Stored data entries:
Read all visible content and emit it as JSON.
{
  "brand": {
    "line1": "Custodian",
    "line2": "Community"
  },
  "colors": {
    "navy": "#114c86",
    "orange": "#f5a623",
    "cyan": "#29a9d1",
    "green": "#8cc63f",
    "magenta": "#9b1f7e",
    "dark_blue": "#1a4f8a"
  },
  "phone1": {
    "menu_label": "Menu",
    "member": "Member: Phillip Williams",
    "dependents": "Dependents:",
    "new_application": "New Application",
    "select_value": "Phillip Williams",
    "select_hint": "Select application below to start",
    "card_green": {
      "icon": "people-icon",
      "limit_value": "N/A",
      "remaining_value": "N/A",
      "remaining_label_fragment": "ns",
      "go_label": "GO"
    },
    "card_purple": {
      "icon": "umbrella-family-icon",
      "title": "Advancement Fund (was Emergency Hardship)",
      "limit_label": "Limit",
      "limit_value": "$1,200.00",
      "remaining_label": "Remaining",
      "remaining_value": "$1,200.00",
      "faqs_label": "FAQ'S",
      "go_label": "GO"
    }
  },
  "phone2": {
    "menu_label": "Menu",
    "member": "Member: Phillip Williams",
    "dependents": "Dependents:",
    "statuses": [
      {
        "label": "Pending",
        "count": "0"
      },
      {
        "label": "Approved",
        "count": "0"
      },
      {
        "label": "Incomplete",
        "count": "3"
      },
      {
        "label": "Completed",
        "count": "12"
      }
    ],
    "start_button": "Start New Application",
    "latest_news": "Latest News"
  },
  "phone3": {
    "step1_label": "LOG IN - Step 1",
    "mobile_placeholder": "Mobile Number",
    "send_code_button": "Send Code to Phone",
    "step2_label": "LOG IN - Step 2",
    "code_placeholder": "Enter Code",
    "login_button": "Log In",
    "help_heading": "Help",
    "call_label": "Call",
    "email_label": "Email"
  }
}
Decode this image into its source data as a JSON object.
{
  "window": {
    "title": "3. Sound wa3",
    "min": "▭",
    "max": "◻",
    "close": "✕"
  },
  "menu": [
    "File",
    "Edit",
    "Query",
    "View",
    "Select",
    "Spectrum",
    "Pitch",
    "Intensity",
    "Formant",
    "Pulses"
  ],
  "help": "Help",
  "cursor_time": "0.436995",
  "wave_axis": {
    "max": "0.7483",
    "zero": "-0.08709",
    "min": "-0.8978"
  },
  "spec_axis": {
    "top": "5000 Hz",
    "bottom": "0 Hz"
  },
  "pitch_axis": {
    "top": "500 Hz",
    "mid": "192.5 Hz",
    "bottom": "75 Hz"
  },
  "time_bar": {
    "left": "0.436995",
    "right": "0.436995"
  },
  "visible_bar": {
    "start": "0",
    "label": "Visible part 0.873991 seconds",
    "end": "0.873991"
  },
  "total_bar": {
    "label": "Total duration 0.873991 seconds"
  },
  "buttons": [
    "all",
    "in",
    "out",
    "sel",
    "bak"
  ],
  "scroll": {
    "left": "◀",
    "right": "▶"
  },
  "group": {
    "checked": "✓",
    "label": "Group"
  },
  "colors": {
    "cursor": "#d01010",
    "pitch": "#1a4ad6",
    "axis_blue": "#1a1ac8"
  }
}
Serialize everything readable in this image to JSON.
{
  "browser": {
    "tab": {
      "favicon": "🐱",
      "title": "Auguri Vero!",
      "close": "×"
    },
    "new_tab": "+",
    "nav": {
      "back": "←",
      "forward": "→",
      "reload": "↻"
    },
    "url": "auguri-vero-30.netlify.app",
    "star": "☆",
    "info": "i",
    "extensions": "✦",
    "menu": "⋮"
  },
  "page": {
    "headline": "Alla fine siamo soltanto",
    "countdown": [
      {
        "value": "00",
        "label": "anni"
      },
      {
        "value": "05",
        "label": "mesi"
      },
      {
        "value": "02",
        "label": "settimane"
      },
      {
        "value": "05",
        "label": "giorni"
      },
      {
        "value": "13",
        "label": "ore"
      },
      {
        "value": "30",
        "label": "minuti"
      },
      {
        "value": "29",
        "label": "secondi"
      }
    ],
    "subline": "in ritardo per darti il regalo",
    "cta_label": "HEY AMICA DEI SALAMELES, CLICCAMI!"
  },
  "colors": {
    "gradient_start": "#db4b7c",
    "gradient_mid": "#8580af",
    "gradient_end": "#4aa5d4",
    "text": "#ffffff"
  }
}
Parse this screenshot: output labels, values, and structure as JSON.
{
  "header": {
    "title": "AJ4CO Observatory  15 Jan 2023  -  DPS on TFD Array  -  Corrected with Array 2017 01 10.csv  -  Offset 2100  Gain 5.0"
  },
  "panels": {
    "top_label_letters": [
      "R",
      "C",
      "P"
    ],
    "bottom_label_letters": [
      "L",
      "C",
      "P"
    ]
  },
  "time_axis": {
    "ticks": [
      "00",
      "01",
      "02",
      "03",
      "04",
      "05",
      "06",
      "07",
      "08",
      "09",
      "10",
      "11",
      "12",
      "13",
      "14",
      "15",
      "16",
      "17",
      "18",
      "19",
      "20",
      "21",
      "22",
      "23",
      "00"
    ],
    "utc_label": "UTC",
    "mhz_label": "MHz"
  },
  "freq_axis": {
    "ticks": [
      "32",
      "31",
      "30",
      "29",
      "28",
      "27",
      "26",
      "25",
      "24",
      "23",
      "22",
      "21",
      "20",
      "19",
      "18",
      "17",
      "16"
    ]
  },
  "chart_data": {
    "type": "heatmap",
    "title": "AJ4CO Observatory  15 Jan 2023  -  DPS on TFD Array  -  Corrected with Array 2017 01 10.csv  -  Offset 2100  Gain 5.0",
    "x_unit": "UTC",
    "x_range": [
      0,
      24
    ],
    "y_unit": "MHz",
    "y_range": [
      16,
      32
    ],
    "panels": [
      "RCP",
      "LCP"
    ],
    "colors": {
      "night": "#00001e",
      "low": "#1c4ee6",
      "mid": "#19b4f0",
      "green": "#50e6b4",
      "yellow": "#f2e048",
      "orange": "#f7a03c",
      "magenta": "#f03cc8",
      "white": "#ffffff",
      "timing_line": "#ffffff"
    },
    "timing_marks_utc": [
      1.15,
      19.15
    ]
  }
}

**What is asked**
Take the data above and return it exactly.

**Result of the exercise**
Read all visible content and emit it as JSON.
{
  "brand": {
    "line1": "Custodian",
    "line2": "Community"
  },
  "colors": {
    "navy": "#114c86",
    "orange": "#f5a623",
    "cyan": "#29a9d1",
    "green": "#8cc63f",
    "magenta": "#9b1f7e",
    "dark_blue": "#1a4f8a"
  },
  "phone1": {
    "menu_label": "Menu",
    "member": "Member: Phillip Williams",
    "dependents": "Dependents:",
    "new_application": "New Application",
    "select_value": "Phillip Williams",
    "select_hint": "Select application below to start",
    "card_green": {
      "icon": "people-icon",
      "limit_value": "N/A",
      "remaining_value": "N/A",
      "remaining_label_fragment": "ns",
      "go_label": "GO"
    },
    "card_purple": {
      "icon": "umbrella-family-icon",
      "title": "Advancement Fund (was Emergency Hardship)",
      "limit_label": "Limit",
      "limit_value": "$1,200.00",
      "remaining_label": "Remaining",
      "remaining_value": "$1,200.00",
      "faqs_label": "FAQ'S",
      "go_label": "GO"
    }
  },
  "phone2": {
    "menu_label": "Menu",
    "member": "Member: Phillip Williams",
    "dependents": "Dependents:",
    "statuses": [
      {
        "label": "Pending",
        "count": "0"
      },
      {
        "label": "Approved",
        "count": "0"
      },
      {
        "label": "Incomplete",
        "count": "3"
      },
      {
        "label": "Completed",
        "count": "12"
      }
    ],
    "start_button": "Start New Application",
    "latest_news": "Latest News"
  },
  "phone3": {
    "step1_label": "LOG IN - Step 1",
    "mobile_placeholder": "Mobile Number",
    "send_code_button": "Send Code to Phone",
    "step2_label": "LOG IN - Step 2",
    "code_placeholder": "Enter Code",
    "login_button": "Log In",
    "help_heading": "Help",
    "call_label": "Call",
    "email_label": "Email"
  }
}
Decode this image into its source data as a JSON object.
{
  "window": {
    "title": "3. Sound wa3",
    "min": "▭",
    "max": "◻",
    "close": "✕"
  },
  "menu": [
    "File",
    "Edit",
    "Query",
    "View",
    "Select",
    "Spectrum",
    "Pitch",
    "Intensity",
    "Formant",
    "Pulses"
  ],
  "help": "Help",
  "cursor_time": "0.436995",
  "wave_axis": {
    "max": "0.7483",
    "zero": "-0.08709",
    "min": "-0.8978"
  },
  "spec_axis": {
    "top": "5000 Hz",
    "bottom": "0 Hz"
  },
  "pitch_axis": {
    "top": "500 Hz",
    "mid": "192.5 Hz",
    "bottom": "75 Hz"
  },
  "time_bar": {
    "left": "0.436995",
    "right": "0.436995"
  },
  "visible_bar": {
    "start": "0",
    "label": "Visible part 0.873991 seconds",
    "end": "0.873991"
  },
  "total_bar": {
    "label": "Total duration 0.873991 seconds"
  },
  "buttons": [
    "all",
    "in",
    "out",
    "sel",
    "bak"
  ],
  "scroll": {
    "left": "◀",
    "right": "▶"
  },
  "group": {
    "checked": "✓",
    "label": "Group"
  },
  "colors": {
    "cursor": "#d01010",
    "pitch": "#1a4ad6",
    "axis_blue": "#1a1ac8"
  }
}
Serialize everything readable in this image to JSON.
{
  "browser": {
    "tab": {
      "favicon": "🐱",
      "title": "Auguri Vero!",
      "close": "×"
    },
    "new_tab": "+",
    "nav": {
      "back": "←",
      "forward": "→",
      "reload": "↻"
    },
    "url": "auguri-vero-30.netlify.app",
    "star": "☆",
    "info": "i",
    "extensions": "✦",
    "menu": "⋮"
  },
  "page": {
    "headline": "Alla fine siamo soltanto",
    "countdown": [
      {
        "value": "00",
        "label": "anni"
      },
      {
        "value": "05",
        "label": "mesi"
      },
      {
        "value": "02",
        "label": "settimane"
      },
      {
        "value": "05",
        "label": "giorni"
      },
      {
        "value": "13",
        "label": "ore"
      },
      {
        "value": "30",
        "label": "minuti"
      },
      {
        "value": "29",
        "label": "secondi"
      }
    ],
    "subline": "in ritardo per darti il regalo",
    "cta_label": "HEY AMICA DEI SALAMELES, CLICCAMI!"
  },
  "colors": {
    "gradient_start": "#db4b7c",
    "gradient_mid": "#8580af",
    "gradient_end": "#4aa5d4",
    "text": "#ffffff"
  }
}
Parse this screenshot: output labels, values, and structure as JSON.
{
  "header": {
    "title": "AJ4CO Observatory  15 Jan 2023  -  DPS on TFD Array  -  Corrected with Array 2017 01 10.csv  -  Offset 2100  Gain 5.0"
  },
  "panels": {
    "top_label_letters": [
      "R",
      "C",
      "P"
    ],
    "bottom_label_letters": [
      "L",
      "C",
      "P"
    ]
  },
  "time_axis": {
    "ticks": [
      "00",
      "01",
      "02",
      "03",
      "04",
      "05",
      "06",
      "07",
      "08",
      "09",
      "10",
      "11",
      "12",
      "13",
      "14",
      "15",
      "16",
      "17",
      "18",
      "19",
      "20",
      "21",
      "22",
      "23",
      "00"
    ],
    "utc_label": "UTC",
    "mhz_label": "MHz"
  },
  "freq_axis": {
    "ticks": [
      "32",
      "31",
      "30",
      "29",
      "28",
      "27",
      "26",
      "25",
      "24",
      "23",
      "22",
      "21",
      "20",
      "19",
      "18",
      "17",
      "16"
    ]
  },
  "chart_data": {
    "type": "heatmap",
    "title": "AJ4CO Observatory  15 Jan 2023  -  DPS on TFD Array  -  Corrected with Array 2017 01 10.csv  -  Offset 2100  Gain 5.0",
    "x_unit": "UTC",
    "x_range": [
      0,
      24
    ],
    "y_unit": "MHz",
    "y_range": [
      16,
      32
    ],
    "panels": [
      "RCP",
      "LCP"
    ],
    "colors": {
      "night": "#00001e",
      "low": "#1c4ee6",
      "mid": "#19b4f0",
      "green": "#50e6b4",
      "yellow": "#f2e048",
      "orange": "#f7a03c",
      "magenta": "#f03cc8",
      "white": "#ffffff",
      "timing_line": "#ffffff"
    },
    "timing_marks_utc": [
      1.15,
      19.15
    ]
  }
}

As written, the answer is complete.